(Figure content listings)
..........

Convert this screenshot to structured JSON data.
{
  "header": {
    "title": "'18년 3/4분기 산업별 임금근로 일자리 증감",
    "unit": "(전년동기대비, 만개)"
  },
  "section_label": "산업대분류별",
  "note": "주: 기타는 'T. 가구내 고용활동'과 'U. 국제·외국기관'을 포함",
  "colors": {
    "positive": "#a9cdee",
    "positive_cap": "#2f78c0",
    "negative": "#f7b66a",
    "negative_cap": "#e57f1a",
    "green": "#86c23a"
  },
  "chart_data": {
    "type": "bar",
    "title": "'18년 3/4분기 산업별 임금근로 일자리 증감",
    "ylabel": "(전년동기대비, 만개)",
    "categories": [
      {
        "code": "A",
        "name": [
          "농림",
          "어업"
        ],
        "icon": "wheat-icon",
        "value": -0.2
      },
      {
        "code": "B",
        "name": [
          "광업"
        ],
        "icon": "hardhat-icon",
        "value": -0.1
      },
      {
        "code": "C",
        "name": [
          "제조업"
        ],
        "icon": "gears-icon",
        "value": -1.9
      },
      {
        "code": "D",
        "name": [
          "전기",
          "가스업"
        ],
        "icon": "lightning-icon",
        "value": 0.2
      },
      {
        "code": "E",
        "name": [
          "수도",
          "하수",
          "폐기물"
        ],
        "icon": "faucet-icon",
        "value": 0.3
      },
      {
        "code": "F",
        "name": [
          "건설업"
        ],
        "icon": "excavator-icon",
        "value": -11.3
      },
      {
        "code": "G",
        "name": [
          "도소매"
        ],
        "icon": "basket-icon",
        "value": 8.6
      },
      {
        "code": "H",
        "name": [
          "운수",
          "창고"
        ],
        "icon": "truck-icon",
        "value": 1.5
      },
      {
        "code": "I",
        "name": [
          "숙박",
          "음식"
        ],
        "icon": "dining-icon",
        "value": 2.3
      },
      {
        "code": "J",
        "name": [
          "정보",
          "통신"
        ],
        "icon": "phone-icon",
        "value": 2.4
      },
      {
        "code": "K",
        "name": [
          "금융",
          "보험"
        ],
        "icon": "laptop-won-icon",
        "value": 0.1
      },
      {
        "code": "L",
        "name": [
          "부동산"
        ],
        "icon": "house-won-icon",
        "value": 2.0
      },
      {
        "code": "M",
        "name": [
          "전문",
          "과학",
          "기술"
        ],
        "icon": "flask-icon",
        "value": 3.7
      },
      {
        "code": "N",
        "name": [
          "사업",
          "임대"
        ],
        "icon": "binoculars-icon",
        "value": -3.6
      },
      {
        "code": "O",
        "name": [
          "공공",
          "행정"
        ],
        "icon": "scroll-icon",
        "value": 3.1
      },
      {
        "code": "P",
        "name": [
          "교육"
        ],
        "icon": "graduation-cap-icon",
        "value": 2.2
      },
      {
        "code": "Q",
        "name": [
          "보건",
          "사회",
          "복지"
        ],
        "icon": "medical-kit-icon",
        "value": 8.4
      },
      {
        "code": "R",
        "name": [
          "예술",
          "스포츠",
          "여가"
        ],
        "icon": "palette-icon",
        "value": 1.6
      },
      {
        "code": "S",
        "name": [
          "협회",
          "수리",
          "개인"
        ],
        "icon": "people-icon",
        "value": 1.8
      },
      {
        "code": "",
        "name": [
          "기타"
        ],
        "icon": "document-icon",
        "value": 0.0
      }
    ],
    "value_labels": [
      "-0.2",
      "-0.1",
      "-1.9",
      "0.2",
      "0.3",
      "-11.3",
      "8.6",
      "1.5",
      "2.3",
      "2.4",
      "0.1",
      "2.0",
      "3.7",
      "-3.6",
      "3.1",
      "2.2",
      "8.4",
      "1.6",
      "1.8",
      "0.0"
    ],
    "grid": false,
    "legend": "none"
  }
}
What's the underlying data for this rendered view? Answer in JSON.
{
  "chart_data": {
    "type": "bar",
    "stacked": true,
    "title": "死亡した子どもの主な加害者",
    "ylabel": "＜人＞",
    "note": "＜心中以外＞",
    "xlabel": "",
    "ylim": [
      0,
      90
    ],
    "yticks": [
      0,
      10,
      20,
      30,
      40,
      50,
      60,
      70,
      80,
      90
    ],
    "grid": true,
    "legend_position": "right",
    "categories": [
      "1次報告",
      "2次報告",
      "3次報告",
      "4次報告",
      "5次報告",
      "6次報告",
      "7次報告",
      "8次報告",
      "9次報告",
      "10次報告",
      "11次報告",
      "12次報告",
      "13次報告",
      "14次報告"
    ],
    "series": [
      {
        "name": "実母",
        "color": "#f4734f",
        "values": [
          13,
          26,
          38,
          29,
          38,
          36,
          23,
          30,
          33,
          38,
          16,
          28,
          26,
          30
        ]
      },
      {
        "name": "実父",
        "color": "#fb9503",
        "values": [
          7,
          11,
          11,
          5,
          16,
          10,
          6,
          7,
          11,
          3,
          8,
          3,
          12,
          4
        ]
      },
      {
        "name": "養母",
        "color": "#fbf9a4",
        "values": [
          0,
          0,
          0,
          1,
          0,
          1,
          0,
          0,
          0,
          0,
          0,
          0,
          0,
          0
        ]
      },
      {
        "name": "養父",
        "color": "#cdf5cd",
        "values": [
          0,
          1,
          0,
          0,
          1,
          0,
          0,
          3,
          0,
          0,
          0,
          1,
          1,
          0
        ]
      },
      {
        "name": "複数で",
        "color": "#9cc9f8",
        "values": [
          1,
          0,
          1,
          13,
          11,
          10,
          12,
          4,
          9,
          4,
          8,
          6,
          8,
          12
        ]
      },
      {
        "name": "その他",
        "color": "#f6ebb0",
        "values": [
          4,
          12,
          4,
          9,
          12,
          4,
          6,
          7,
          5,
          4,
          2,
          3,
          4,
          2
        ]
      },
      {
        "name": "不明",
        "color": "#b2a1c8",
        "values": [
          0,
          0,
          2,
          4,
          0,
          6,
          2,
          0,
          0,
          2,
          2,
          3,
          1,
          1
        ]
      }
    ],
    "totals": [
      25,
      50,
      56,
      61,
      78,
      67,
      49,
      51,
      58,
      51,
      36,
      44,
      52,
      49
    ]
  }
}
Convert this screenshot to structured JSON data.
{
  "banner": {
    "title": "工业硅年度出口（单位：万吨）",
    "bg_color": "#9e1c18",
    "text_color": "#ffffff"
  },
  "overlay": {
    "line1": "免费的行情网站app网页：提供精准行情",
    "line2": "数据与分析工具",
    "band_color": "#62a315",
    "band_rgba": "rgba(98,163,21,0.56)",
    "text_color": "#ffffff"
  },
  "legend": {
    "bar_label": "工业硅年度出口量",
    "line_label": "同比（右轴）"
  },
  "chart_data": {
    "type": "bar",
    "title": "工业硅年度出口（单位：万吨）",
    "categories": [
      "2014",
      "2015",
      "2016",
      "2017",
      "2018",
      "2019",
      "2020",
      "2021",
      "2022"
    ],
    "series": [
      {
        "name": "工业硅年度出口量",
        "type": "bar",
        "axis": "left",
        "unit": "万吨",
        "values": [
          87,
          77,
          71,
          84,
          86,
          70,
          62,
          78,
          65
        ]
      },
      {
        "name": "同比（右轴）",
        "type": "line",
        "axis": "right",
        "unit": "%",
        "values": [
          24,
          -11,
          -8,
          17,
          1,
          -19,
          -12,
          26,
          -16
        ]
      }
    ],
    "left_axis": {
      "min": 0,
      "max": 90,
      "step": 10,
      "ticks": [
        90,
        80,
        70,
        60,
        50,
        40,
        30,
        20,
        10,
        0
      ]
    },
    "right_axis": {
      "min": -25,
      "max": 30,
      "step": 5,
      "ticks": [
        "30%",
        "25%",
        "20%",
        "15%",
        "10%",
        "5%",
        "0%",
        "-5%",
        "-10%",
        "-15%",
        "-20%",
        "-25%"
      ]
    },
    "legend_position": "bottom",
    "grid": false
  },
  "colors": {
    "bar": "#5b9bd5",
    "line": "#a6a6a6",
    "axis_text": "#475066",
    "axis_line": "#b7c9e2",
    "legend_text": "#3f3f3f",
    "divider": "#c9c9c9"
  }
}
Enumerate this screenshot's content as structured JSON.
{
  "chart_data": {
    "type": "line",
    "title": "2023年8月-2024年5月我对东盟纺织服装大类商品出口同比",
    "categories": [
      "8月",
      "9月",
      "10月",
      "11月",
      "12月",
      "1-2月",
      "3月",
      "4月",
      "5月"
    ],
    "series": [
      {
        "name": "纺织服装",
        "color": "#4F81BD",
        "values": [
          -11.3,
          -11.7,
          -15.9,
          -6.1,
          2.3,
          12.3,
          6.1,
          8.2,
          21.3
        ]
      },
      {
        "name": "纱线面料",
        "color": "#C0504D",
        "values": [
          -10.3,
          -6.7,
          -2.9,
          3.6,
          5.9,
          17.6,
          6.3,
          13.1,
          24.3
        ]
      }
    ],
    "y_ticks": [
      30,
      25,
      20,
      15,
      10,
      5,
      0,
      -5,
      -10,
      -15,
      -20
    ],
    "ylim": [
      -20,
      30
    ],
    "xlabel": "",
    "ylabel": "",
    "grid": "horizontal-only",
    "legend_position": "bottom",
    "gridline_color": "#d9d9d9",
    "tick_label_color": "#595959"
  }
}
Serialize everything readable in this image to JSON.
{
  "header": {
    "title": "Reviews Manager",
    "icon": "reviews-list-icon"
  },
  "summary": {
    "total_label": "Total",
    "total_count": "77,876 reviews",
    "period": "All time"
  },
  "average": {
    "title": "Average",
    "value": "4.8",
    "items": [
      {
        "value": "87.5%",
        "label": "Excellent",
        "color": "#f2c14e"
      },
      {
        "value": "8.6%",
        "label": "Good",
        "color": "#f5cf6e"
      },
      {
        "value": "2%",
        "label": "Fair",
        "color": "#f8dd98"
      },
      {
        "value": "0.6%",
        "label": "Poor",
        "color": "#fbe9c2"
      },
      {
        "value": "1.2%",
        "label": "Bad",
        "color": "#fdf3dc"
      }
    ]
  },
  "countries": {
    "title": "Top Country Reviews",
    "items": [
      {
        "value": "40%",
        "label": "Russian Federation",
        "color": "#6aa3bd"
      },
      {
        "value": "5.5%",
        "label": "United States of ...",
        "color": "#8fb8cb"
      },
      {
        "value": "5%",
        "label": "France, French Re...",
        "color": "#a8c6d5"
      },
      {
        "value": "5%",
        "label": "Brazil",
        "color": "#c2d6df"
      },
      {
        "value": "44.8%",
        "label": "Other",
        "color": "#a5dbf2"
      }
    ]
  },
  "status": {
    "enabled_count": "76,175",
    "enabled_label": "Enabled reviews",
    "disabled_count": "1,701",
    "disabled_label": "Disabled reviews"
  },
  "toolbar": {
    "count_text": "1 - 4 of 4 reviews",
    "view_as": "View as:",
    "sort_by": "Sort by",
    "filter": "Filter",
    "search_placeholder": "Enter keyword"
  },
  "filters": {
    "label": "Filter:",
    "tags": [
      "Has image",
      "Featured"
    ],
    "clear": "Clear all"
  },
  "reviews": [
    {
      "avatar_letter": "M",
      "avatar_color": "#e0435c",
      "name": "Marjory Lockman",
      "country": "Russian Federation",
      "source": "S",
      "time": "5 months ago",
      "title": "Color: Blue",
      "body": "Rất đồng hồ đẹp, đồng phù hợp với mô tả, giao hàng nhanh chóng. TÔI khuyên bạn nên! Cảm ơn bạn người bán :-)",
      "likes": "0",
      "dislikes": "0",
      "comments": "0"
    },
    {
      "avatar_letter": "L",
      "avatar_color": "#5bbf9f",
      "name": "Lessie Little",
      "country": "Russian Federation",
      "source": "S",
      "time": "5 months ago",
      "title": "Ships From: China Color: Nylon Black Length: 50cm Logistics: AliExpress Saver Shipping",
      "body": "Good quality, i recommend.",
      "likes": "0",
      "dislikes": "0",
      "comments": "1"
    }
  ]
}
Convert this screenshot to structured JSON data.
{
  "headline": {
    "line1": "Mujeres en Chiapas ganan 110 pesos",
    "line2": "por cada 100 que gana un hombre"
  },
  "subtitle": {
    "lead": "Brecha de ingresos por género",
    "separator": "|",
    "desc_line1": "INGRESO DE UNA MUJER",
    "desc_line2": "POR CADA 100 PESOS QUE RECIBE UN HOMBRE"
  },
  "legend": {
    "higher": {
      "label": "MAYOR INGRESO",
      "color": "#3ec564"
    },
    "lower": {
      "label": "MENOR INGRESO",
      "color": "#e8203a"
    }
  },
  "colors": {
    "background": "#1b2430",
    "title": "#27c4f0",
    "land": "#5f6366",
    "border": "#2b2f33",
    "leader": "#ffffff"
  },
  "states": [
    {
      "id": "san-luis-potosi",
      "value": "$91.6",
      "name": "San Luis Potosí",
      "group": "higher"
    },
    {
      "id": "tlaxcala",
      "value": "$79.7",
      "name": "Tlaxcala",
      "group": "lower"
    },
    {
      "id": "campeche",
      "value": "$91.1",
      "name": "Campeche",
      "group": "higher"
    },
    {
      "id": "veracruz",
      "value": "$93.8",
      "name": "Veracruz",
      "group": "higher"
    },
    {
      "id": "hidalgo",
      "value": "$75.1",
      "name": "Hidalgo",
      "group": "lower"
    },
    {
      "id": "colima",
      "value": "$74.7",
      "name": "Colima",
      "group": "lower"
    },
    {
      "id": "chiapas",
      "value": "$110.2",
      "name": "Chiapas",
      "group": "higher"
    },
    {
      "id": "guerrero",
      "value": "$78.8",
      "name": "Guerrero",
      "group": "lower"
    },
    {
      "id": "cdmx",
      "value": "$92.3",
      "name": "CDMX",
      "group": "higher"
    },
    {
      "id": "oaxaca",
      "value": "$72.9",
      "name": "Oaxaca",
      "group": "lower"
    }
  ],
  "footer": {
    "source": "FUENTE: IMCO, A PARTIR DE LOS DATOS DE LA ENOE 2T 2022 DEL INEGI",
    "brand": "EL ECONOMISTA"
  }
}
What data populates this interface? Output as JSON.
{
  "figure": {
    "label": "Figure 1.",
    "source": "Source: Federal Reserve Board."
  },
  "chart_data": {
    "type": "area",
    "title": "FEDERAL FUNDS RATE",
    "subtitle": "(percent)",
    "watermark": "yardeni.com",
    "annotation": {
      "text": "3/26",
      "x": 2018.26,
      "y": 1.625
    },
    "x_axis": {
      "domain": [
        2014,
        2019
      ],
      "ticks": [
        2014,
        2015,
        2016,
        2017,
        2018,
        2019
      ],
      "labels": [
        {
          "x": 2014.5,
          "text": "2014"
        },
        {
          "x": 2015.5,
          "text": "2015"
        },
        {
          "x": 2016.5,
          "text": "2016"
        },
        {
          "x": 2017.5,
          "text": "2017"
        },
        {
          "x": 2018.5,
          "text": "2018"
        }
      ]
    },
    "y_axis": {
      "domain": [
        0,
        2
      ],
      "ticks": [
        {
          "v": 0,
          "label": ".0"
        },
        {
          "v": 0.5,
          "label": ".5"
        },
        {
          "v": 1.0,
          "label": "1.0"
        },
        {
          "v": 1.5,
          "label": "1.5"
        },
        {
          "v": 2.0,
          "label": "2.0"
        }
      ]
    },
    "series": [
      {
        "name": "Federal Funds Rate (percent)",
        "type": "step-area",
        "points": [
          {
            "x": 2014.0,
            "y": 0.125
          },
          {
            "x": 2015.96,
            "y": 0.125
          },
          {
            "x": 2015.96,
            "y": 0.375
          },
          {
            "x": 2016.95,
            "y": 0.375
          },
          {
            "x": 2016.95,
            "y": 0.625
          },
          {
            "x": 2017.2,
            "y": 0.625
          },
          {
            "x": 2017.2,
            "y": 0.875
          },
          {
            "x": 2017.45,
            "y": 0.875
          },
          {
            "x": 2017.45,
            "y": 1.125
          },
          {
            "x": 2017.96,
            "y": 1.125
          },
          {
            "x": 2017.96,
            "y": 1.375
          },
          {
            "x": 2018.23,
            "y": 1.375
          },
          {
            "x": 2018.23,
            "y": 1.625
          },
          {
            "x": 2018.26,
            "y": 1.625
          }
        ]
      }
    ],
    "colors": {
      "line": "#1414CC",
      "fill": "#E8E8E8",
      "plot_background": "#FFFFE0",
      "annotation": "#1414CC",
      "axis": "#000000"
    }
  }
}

..........

Which lines hold the word "What"? Copy all of them.

**The answer**
What's the underlying data for this rendered view? Answer in JSON.
What data populates this interface? Output as JSON.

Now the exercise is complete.